(WHAT NEEDS TO BE DONE) Repeat the full listing, word for word.

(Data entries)
>>>>>

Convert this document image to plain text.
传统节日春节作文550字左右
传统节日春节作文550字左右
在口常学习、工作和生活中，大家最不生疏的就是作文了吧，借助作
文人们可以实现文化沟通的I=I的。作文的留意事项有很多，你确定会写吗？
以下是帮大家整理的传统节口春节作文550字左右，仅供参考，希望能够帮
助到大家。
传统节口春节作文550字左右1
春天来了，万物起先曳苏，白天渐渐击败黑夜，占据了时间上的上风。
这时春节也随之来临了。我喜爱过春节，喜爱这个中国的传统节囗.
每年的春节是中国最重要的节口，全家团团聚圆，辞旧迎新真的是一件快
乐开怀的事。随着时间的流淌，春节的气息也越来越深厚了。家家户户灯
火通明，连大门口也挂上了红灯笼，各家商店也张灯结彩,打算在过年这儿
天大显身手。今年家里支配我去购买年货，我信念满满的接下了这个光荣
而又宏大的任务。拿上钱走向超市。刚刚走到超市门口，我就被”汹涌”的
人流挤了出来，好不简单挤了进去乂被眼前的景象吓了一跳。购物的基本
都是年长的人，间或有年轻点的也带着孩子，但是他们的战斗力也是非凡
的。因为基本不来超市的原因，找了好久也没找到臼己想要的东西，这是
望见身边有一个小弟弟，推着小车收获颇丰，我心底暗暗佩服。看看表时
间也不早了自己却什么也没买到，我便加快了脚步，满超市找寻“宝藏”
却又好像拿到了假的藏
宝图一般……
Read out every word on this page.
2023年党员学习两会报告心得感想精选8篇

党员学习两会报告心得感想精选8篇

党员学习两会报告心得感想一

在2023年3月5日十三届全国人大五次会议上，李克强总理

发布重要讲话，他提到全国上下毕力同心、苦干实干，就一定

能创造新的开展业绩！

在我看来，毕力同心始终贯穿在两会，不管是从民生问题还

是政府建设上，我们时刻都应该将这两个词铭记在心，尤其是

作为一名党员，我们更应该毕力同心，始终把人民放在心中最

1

<<<<<

(SOLUTION TO THE EXERCISE)
Convert this document image to plain text.
传统节日春节作文550字左右
传统节日春节作文550字左右
在口常学习、工作和生活中，大家最不生疏的就是作文了吧，借助作
文人们可以实现文化沟通的I=I的。作文的留意事项有很多，你确定会写吗？
以下是帮大家整理的传统节口春节作文550字左右，仅供参考，希望能够帮
助到大家。
传统节口春节作文550字左右1
春天来了，万物起先曳苏，白天渐渐击败黑夜，占据了时间上的上风。
这时春节也随之来临了。我喜爱过春节，喜爱这个中国的传统节囗.
每年的春节是中国最重要的节口，全家团团聚圆，辞旧迎新真的是一件快
乐开怀的事。随着时间的流淌，春节的气息也越来越深厚了。家家户户灯
火通明，连大门口也挂上了红灯笼，各家商店也张灯结彩,打算在过年这儿
天大显身手。今年家里支配我去购买年货，我信念满满的接下了这个光荣
而又宏大的任务。拿上钱走向超市。刚刚走到超市门口，我就被”汹涌”的
人流挤了出来，好不简单挤了进去乂被眼前的景象吓了一跳。购物的基本
都是年长的人，间或有年轻点的也带着孩子，但是他们的战斗力也是非凡
的。因为基本不来超市的原因，找了好久也没找到臼己想要的东西，这是
望见身边有一个小弟弟，推着小车收获颇丰，我心底暗暗佩服。看看表时
间也不早了自己却什么也没买到，我便加快了脚步，满超市找寻“宝藏”
却又好像拿到了假的藏
宝图一般……
Read out every word on this page.
2023年党员学习两会报告心得感想精选8篇

党员学习两会报告心得感想精选8篇

党员学习两会报告心得感想一

在2023年3月5日十三届全国人大五次会议上，李克强总理

发布重要讲话，他提到全国上下毕力同心、苦干实干，就一定

能创造新的开展业绩！

在我看来，毕力同心始终贯穿在两会，不管是从民生问题还

是政府建设上，我们时刻都应该将这两个词铭记在心，尤其是

作为一名党员，我们更应该毕力同心，始终把人民放在心中最

1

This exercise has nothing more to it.